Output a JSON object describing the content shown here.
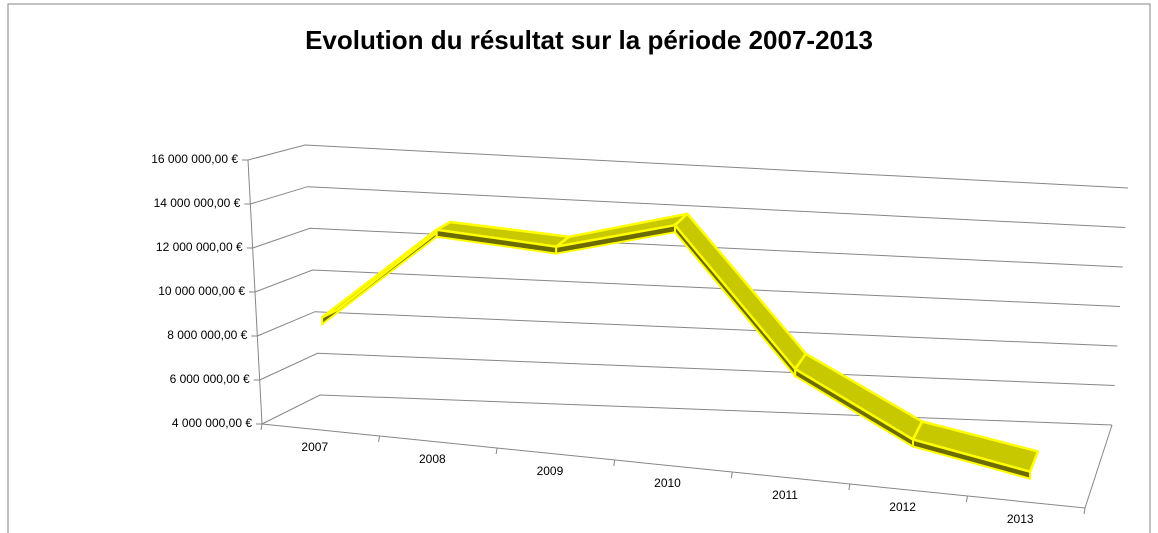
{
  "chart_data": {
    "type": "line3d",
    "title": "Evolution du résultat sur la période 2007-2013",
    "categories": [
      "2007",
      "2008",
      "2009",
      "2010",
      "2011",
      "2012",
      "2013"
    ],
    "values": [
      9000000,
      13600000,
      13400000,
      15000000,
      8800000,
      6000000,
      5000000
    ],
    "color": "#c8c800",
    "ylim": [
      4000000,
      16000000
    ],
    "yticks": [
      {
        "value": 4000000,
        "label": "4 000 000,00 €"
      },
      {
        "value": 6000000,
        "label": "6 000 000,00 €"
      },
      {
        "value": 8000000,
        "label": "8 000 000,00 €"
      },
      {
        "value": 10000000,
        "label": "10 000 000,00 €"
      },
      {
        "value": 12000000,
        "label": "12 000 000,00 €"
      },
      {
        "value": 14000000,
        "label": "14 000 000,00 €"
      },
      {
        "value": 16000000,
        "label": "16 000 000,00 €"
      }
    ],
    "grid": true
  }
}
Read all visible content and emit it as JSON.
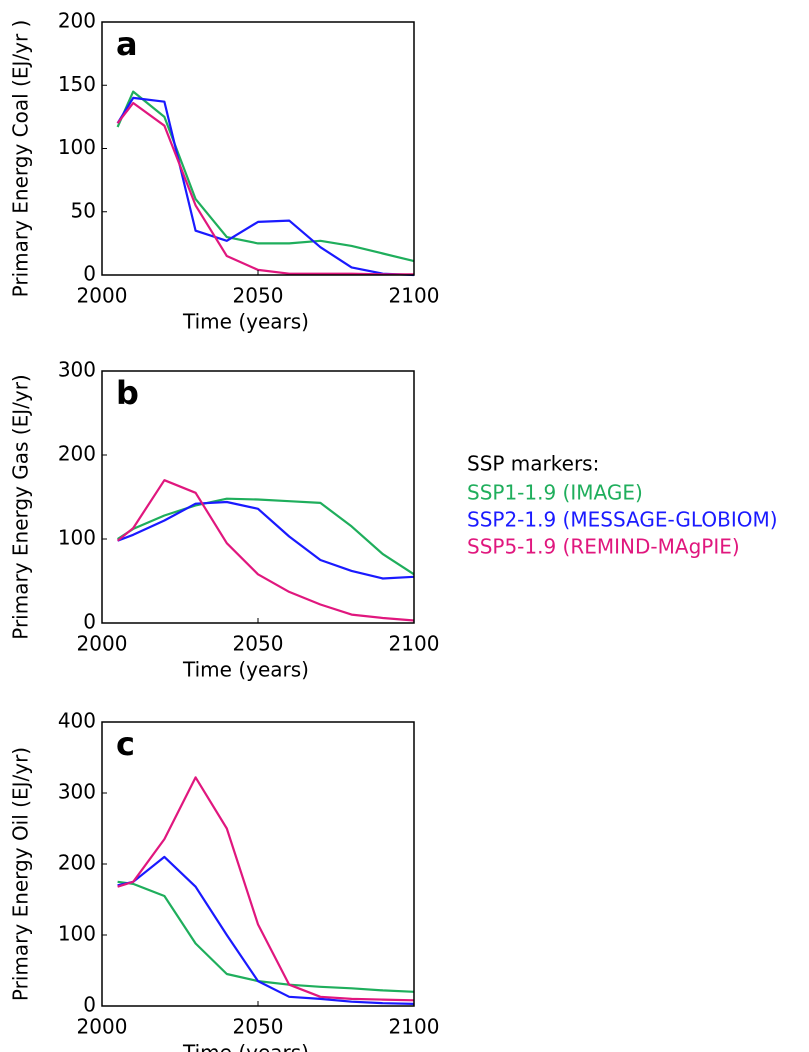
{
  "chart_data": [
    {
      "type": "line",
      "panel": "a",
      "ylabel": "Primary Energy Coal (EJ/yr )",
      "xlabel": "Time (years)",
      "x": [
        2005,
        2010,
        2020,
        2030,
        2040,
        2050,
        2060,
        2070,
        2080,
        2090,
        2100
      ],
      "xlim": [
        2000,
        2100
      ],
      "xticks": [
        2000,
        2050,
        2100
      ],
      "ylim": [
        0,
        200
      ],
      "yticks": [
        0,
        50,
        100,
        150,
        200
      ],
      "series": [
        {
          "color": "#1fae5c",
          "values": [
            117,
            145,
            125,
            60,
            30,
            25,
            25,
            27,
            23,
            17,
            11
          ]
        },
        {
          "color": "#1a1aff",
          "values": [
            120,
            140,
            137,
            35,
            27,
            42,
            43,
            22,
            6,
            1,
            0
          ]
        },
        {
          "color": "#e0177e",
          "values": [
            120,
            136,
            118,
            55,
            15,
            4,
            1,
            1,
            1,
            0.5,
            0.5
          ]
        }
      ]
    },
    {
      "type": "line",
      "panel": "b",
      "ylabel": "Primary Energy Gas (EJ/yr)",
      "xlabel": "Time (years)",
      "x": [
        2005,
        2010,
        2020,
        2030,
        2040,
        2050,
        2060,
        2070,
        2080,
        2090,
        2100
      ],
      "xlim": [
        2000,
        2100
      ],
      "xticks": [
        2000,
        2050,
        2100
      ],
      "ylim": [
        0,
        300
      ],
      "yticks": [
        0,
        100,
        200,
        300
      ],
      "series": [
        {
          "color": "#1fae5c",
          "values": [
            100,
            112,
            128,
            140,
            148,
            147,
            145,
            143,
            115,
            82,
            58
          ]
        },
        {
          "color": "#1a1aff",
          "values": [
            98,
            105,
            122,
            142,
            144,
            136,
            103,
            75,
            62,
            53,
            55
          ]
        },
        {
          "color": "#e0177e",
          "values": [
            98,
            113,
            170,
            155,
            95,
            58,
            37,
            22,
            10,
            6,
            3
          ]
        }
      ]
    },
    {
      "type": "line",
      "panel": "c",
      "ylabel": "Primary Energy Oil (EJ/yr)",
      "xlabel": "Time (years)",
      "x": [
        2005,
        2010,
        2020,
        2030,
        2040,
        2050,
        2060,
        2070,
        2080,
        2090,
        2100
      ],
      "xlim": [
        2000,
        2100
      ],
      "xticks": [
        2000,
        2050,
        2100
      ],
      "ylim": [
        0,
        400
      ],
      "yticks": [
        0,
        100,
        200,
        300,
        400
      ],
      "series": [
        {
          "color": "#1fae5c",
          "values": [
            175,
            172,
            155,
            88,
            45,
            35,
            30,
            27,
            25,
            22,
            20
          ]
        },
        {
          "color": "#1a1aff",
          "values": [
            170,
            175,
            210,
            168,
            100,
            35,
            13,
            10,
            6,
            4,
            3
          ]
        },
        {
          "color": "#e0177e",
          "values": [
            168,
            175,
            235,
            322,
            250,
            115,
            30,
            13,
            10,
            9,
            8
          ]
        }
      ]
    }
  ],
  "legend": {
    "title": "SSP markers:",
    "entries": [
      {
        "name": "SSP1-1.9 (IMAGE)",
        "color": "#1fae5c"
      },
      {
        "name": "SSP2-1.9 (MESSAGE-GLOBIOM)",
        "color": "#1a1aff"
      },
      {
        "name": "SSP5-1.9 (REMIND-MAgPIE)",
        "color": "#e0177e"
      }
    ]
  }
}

### YOUR INSTRUCTIONS
Can the entries above be repeated exactly, without their pictures?

### TASK OUTPUT
Output a JSON object describing the content shown here.
{
  "chart_data": {
    "type": "line3d",
    "title": "Evolution du résultat sur la période 2007-2013",
    "categories": [
      "2007",
      "2008",
      "2009",
      "2010",
      "2011",
      "2012",
      "2013"
    ],
    "values": [
      9000000,
      13600000,
      13400000,
      15000000,
      8800000,
      6000000,
      5000000
    ],
    "color": "#c8c800",
    "ylim": [
      4000000,
      16000000
    ],
    "yticks": [
      {
        "value": 4000000,
        "label": "4 000 000,00 €"
      },
      {
        "value": 6000000,
        "label": "6 000 000,00 €"
      },
      {
        "value": 8000000,
        "label": "8 000 000,00 €"
      },
      {
        "value": 10000000,
        "label": "10 000 000,00 €"
      },
      {
        "value": 12000000,
        "label": "12 000 000,00 €"
      },
      {
        "value": 14000000,
        "label": "14 000 000,00 €"
      },
      {
        "value": 16000000,
        "label": "16 000 000,00 €"
      }
    ],
    "grid": true
  }
}
Read all visible content and emit it as JSON.
{
  "chart_data": [
    {
      "type": "line",
      "panel": "a",
      "ylabel": "Primary Energy Coal (EJ/yr )",
      "xlabel": "Time (years)",
      "x": [
        2005,
        2010,
        2020,
        2030,
        2040,
        2050,
        2060,
        2070,
        2080,
        2090,
        2100
      ],
      "xlim": [
        2000,
        2100
      ],
      "xticks": [
        2000,
        2050,
        2100
      ],
      "ylim": [
        0,
        200
      ],
      "yticks": [
        0,
        50,
        100,
        150,
        200
      ],
      "series": [
        {
          "color": "#1fae5c",
          "values": [
            117,
            145,
            125,
            60,
            30,
            25,
            25,
            27,
            23,
            17,
            11
          ]
        },
        {
          "color": "#1a1aff",
          "values": [
            120,
            140,
            137,
            35,
            27,
            42,
            43,
            22,
            6,
            1,
            0
          ]
        },
        {
          "color": "#e0177e",
          "values": [
            120,
            136,
            118,
            55,
            15,
            4,
            1,
            1,
            1,
            0.5,
            0.5
          ]
        }
      ]
    },
    {
      "type": "line",
      "panel": "b",
      "ylabel": "Primary Energy Gas (EJ/yr)",
      "xlabel": "Time (years)",
      "x": [
        2005,
        2010,
        2020,
        2030,
        2040,
        2050,
        2060,
        2070,
        2080,
        2090,
        2100
      ],
      "xlim": [
        2000,
        2100
      ],
      "xticks": [
        2000,
        2050,
        2100
      ],
      "ylim": [
        0,
        300
      ],
      "yticks": [
        0,
        100,
        200,
        300
      ],
      "series": [
        {
          "color": "#1fae5c",
          "values": [
            100,
            112,
            128,
            140,
            148,
            147,
            145,
            143,
            115,
            82,
            58
          ]
        },
        {
          "color": "#1a1aff",
          "values": [
            98,
            105,
            122,
            142,
            144,
            136,
            103,
            75,
            62,
            53,
            55
          ]
        },
        {
          "color": "#e0177e",
          "values": [
            98,
            113,
            170,
            155,
            95,
            58,
            37,
            22,
            10,
            6,
            3
          ]
        }
      ]
    },
    {
      "type": "line",
      "panel": "c",
      "ylabel": "Primary Energy Oil (EJ/yr)",
      "xlabel": "Time (years)",
      "x": [
        2005,
        2010,
        2020,
        2030,
        2040,
        2050,
        2060,
        2070,
        2080,
        2090,
        2100
      ],
      "xlim": [
        2000,
        2100
      ],
      "xticks": [
        2000,
        2050,
        2100
      ],
      "ylim": [
        0,
        400
      ],
      "yticks": [
        0,
        100,
        200,
        300,
        400
      ],
      "series": [
        {
          "color": "#1fae5c",
          "values": [
            175,
            172,
            155,
            88,
            45,
            35,
            30,
            27,
            25,
            22,
            20
          ]
        },
        {
          "color": "#1a1aff",
          "values": [
            170,
            175,
            210,
            168,
            100,
            35,
            13,
            10,
            6,
            4,
            3
          ]
        },
        {
          "color": "#e0177e",
          "values": [
            168,
            175,
            235,
            322,
            250,
            115,
            30,
            13,
            10,
            9,
            8
          ]
        }
      ]
    }
  ],
  "legend": {
    "title": "SSP markers:",
    "entries": [
      {
        "name": "SSP1-1.9 (IMAGE)",
        "color": "#1fae5c"
      },
      {
        "name": "SSP2-1.9 (MESSAGE-GLOBIOM)",
        "color": "#1a1aff"
      },
      {
        "name": "SSP5-1.9 (REMIND-MAgPIE)",
        "color": "#e0177e"
      }
    ]
  }
}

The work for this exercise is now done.